## Stated task
Write out the material again exactly, please, and omit the pictures.

## Items
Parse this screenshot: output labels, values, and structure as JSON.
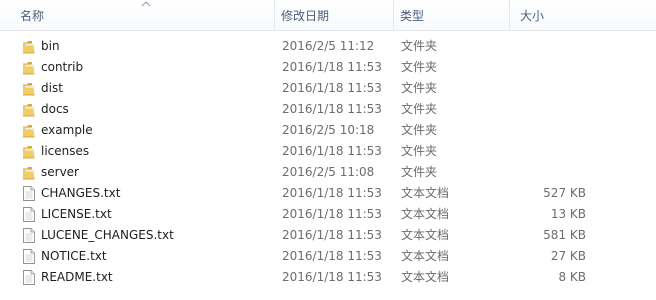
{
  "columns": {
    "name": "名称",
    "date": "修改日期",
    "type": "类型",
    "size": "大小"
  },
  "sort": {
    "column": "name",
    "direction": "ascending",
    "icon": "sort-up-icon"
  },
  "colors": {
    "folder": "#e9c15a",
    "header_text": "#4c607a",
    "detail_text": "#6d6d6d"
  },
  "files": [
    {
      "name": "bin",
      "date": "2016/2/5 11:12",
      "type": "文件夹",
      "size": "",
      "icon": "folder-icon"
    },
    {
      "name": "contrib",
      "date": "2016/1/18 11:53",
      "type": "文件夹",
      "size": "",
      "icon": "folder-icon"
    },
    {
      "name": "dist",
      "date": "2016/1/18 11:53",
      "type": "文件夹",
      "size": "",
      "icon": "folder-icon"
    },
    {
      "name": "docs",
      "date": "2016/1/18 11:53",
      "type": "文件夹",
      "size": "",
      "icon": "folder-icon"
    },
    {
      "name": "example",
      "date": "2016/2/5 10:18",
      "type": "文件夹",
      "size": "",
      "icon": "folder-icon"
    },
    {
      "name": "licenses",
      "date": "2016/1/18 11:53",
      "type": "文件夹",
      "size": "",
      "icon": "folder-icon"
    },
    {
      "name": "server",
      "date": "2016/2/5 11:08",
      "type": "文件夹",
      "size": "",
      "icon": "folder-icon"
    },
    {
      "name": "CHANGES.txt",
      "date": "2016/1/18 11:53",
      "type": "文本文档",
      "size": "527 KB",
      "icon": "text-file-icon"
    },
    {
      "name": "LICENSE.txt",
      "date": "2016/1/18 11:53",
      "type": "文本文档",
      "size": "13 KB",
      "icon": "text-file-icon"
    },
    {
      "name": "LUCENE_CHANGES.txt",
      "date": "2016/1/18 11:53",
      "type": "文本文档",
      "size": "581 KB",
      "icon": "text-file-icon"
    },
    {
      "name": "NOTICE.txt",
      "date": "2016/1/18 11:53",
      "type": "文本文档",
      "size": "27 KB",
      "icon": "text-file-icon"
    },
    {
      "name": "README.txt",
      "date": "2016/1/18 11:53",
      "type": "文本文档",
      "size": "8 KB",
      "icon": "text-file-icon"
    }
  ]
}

## Response for this exercise
Parse this screenshot: output labels, values, and structure as JSON.
{
  "columns": {
    "name": "名称",
    "date": "修改日期",
    "type": "类型",
    "size": "大小"
  },
  "sort": {
    "column": "name",
    "direction": "ascending",
    "icon": "sort-up-icon"
  },
  "colors": {
    "folder": "#e9c15a",
    "header_text": "#4c607a",
    "detail_text": "#6d6d6d"
  },
  "files": [
    {
      "name": "bin",
      "date": "2016/2/5 11:12",
      "type": "文件夹",
      "size": "",
      "icon": "folder-icon"
    },
    {
      "name": "contrib",
      "date": "2016/1/18 11:53",
      "type": "文件夹",
      "size": "",
      "icon": "folder-icon"
    },
    {
      "name": "dist",
      "date": "2016/1/18 11:53",
      "type": "文件夹",
      "size": "",
      "icon": "folder-icon"
    },
    {
      "name": "docs",
      "date": "2016/1/18 11:53",
      "type": "文件夹",
      "size": "",
      "icon": "folder-icon"
    },
    {
      "name": "example",
      "date": "2016/2/5 10:18",
      "type": "文件夹",
      "size": "",
      "icon": "folder-icon"
    },
    {
      "name": "licenses",
      "date": "2016/1/18 11:53",
      "type": "文件夹",
      "size": "",
      "icon": "folder-icon"
    },
    {
      "name": "server",
      "date": "2016/2/5 11:08",
      "type": "文件夹",
      "size": "",
      "icon": "folder-icon"
    },
    {
      "name": "CHANGES.txt",
      "date": "2016/1/18 11:53",
      "type": "文本文档",
      "size": "527 KB",
      "icon": "text-file-icon"
    },
    {
      "name": "LICENSE.txt",
      "date": "2016/1/18 11:53",
      "type": "文本文档",
      "size": "13 KB",
      "icon": "text-file-icon"
    },
    {
      "name": "LUCENE_CHANGES.txt",
      "date": "2016/1/18 11:53",
      "type": "文本文档",
      "size": "581 KB",
      "icon": "text-file-icon"
    },
    {
      "name": "NOTICE.txt",
      "date": "2016/1/18 11:53",
      "type": "文本文档",
      "size": "27 KB",
      "icon": "text-file-icon"
    },
    {
      "name": "README.txt",
      "date": "2016/1/18 11:53",
      "type": "文本文档",
      "size": "8 KB",
      "icon": "text-file-icon"
    }
  ]
}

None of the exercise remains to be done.